Exercise: For every line in the data below that contains "name", copy the line.

Records to use:
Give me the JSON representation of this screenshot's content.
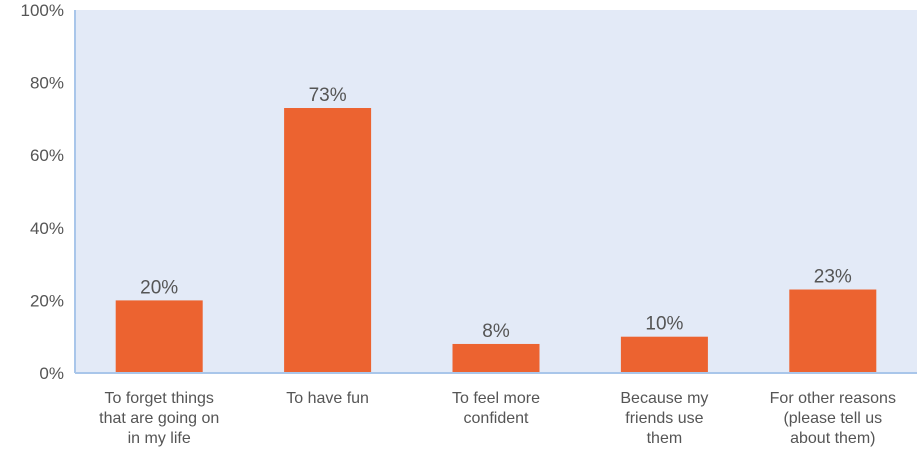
{
  "chart_data": {
    "type": "bar",
    "categories": [
      [
        "To forget things",
        "that are going on",
        "in my life"
      ],
      [
        "To have fun"
      ],
      [
        "To feel more",
        "confident"
      ],
      [
        "Because my",
        "friends use",
        "them"
      ],
      [
        "For other reasons",
        "(please tell us",
        "about them)"
      ]
    ],
    "values": [
      20,
      73,
      8,
      10,
      23
    ],
    "data_labels": [
      "20%",
      "73%",
      "8%",
      "10%",
      "23%"
    ],
    "ylim": [
      0,
      100
    ],
    "yticks": [
      0,
      20,
      40,
      60,
      80,
      100
    ],
    "ytick_labels": [
      "0%",
      "20%",
      "40%",
      "60%",
      "80%",
      "100%"
    ],
    "title": "",
    "xlabel": "",
    "ylabel": "",
    "grid": false,
    "colors": {
      "bar": "#EC6330",
      "plot_background": "#E3EAF7",
      "axis": "#A9C6EA",
      "text": "#555555"
    }
  }
}
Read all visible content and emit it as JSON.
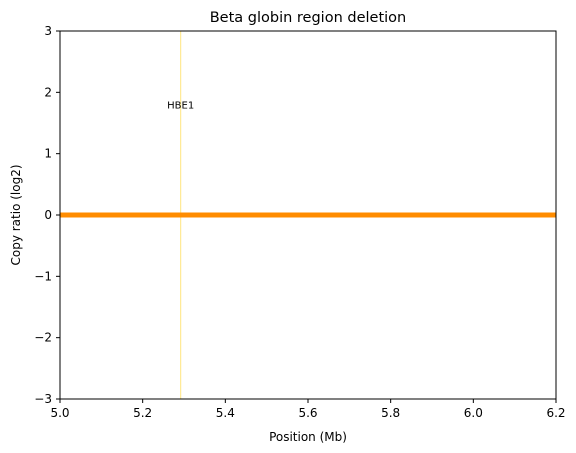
{
  "chart_data": {
    "type": "line",
    "title": "Beta globin region deletion",
    "xlabel": "Position (Mb)",
    "ylabel": "Copy ratio (log2)",
    "xlim": [
      5.0,
      6.2
    ],
    "ylim": [
      -3,
      3
    ],
    "x_ticks": [
      5.0,
      5.2,
      5.4,
      5.6,
      5.8,
      6.0,
      6.2
    ],
    "x_tick_labels": [
      "5.0",
      "5.2",
      "5.4",
      "5.6",
      "5.8",
      "6.0",
      "6.2"
    ],
    "y_ticks": [
      -3,
      -2,
      -1,
      0,
      1,
      2,
      3
    ],
    "y_tick_labels": [
      "−3",
      "−2",
      "−1",
      "0",
      "1",
      "2",
      "3"
    ],
    "grid": false,
    "series": [
      {
        "x": [
          5.0,
          6.2
        ],
        "y": [
          0,
          0
        ],
        "color": "#ff8c00"
      }
    ],
    "vlines": [
      {
        "x": 5.292,
        "color": "#ffe680"
      }
    ],
    "annotations": [
      {
        "text": "HBE1",
        "x": 5.292,
        "y": 1.8
      }
    ]
  }
}
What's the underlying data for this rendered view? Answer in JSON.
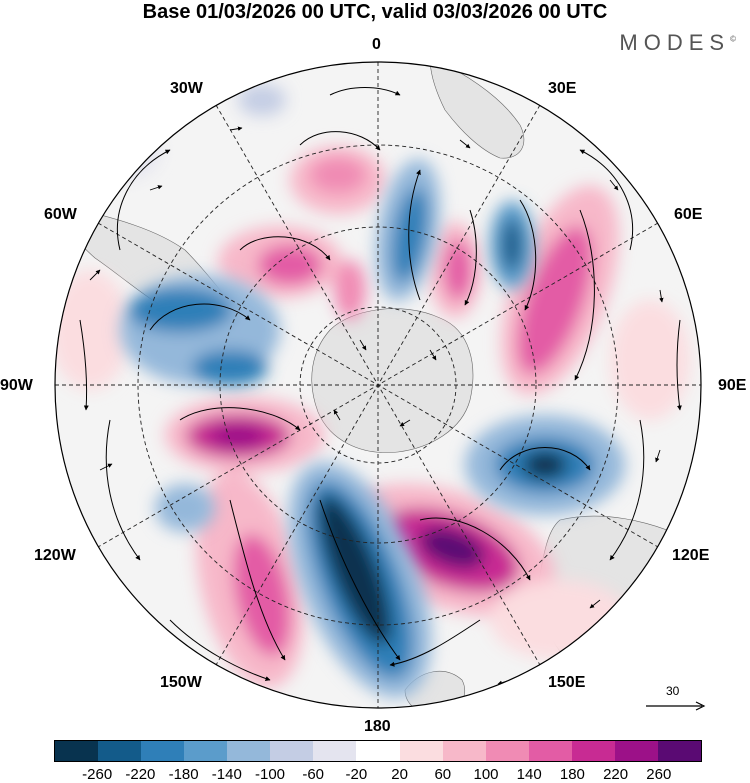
{
  "title": "Base 01/03/2026 00 UTC, valid 03/03/2026 00 UTC",
  "brand": "MODES",
  "brand_mark": "©",
  "longitude_labels": {
    "n0": "0",
    "n30e": "30E",
    "n60e": "60E",
    "n90e": "90E",
    "n120e": "120E",
    "n150e": "150E",
    "n180": "180",
    "n150w": "150W",
    "n120w": "120W",
    "n90w": "90W",
    "n60w": "60W",
    "n30w": "30W"
  },
  "reference_vector": {
    "label": "30",
    "icon": "right-arrow-icon"
  },
  "colorbar": {
    "ticks": [
      "-260",
      "-220",
      "-180",
      "-140",
      "-100",
      "-60",
      "-20",
      "20",
      "60",
      "100",
      "140",
      "180",
      "220",
      "260"
    ],
    "colors": [
      "#08334f",
      "#135b8a",
      "#2f7fb8",
      "#5b9ccb",
      "#94b8da",
      "#c4cde4",
      "#e4e4ef",
      "#ffffff",
      "#fbdde0",
      "#f7b8c9",
      "#f08bb4",
      "#e35ca5",
      "#c82b93",
      "#9c1188",
      "#5a0a73"
    ]
  },
  "map": {
    "projection": "south-polar-stereographic",
    "land_color": "#e4e4e4",
    "ocean_color": "#f4f4f4"
  }
}
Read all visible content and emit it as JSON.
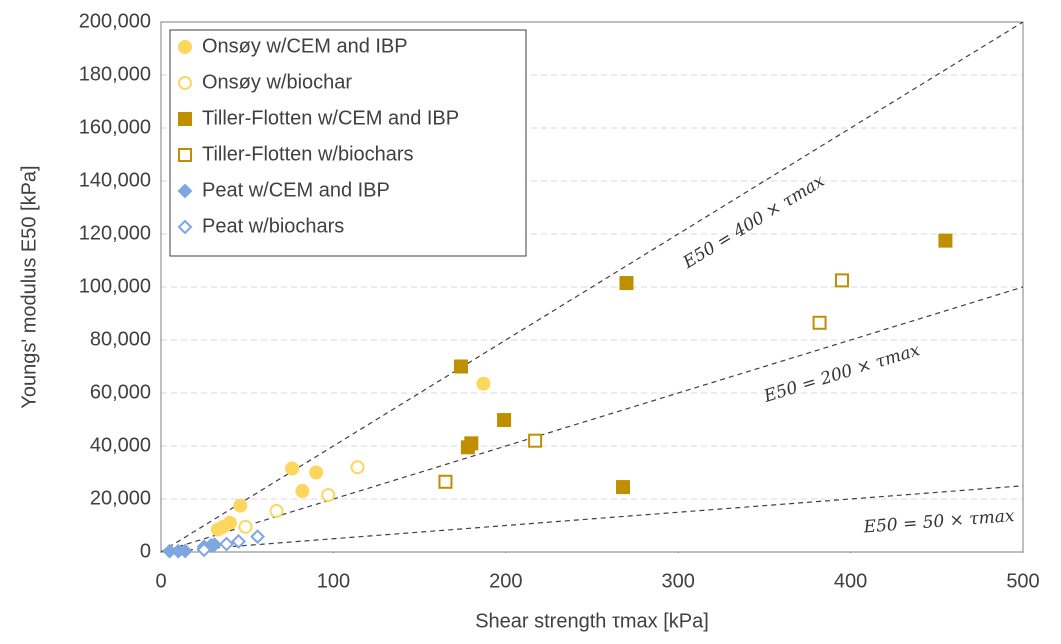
{
  "chart_data": {
    "type": "scatter",
    "x_label": "Shear strength τmax [kPa]",
    "y_label": "Youngs' modulus E50 [kPa]",
    "xlim": [
      0,
      500
    ],
    "xticks": [
      0,
      100,
      200,
      300,
      400,
      500
    ],
    "ylim": [
      0,
      200000
    ],
    "yticks": [
      0,
      {
        "value": 20000,
        "label": "20,000"
      },
      {
        "value": 40000,
        "label": "40,000"
      },
      {
        "value": 60000,
        "label": "60,000"
      },
      {
        "value": 80000,
        "label": "80,000"
      },
      {
        "value": 100000,
        "label": "100,000"
      },
      {
        "value": 120000,
        "label": "120,000"
      },
      {
        "value": 140000,
        "label": "140,000"
      },
      {
        "value": 160000,
        "label": "160,000"
      },
      {
        "value": 180000,
        "label": "180,000"
      },
      {
        "value": 200000,
        "label": "200,000"
      }
    ],
    "grid": true,
    "legend": "upper left",
    "reference_lines": [
      {
        "label": "E50 = 400 × τmax",
        "slope": 400
      },
      {
        "label": "E50 = 200 × τmax",
        "slope": 200
      },
      {
        "label": "E50 = 50 × τmax",
        "slope": 50
      }
    ],
    "series": [
      {
        "name": "Onsøy w/CEM and IBP",
        "color": "#ffd65c",
        "marker": "circle",
        "filled": true,
        "x": [
          33,
          36,
          40,
          46,
          76,
          82,
          90,
          187
        ],
        "values": [
          8500,
          9500,
          11000,
          17500,
          31500,
          23000,
          30000,
          63500
        ]
      },
      {
        "name": "Onsøy w/biochar",
        "color": "#ffd65c",
        "marker": "circle",
        "filled": false,
        "x": [
          49,
          67,
          97,
          114
        ],
        "values": [
          9500,
          15500,
          21500,
          32000
        ]
      },
      {
        "name": "Tiller-Flotten w/CEM and IBP",
        "color": "#bf8f00",
        "marker": "square",
        "filled": true,
        "x": [
          174,
          178,
          180,
          199,
          270,
          268,
          455
        ],
        "values": [
          70000,
          39500,
          41000,
          49800,
          101500,
          24500,
          117500
        ]
      },
      {
        "name": "Tiller-Flotten w/biochars",
        "color": "#bf8f00",
        "marker": "square",
        "filled": false,
        "x": [
          165,
          217,
          382,
          395
        ],
        "values": [
          26500,
          42000,
          86500,
          102500
        ]
      },
      {
        "name": "Peat w/CEM and IBP",
        "color": "#7ea6e0",
        "marker": "diamond",
        "filled": true,
        "x": [
          5,
          10,
          14,
          25,
          29,
          31
        ],
        "values": [
          300,
          300,
          400,
          2000,
          2500,
          2800
        ]
      },
      {
        "name": "Peat w/biochars",
        "color": "#7ea6e0",
        "marker": "diamond",
        "filled": false,
        "x": [
          25,
          38,
          45,
          56
        ],
        "values": [
          800,
          3000,
          4000,
          5800
        ]
      }
    ]
  }
}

The answer:
        "name": "Onsøy w/CEM and IBP",
        "name": "Onsøy w/biochar",
        "name": "Tiller-Flotten w/CEM and IBP",
        "name": "Tiller-Flotten w/biochars",
        "name": "Peat w/CEM and IBP",
        "name": "Peat w/biochars",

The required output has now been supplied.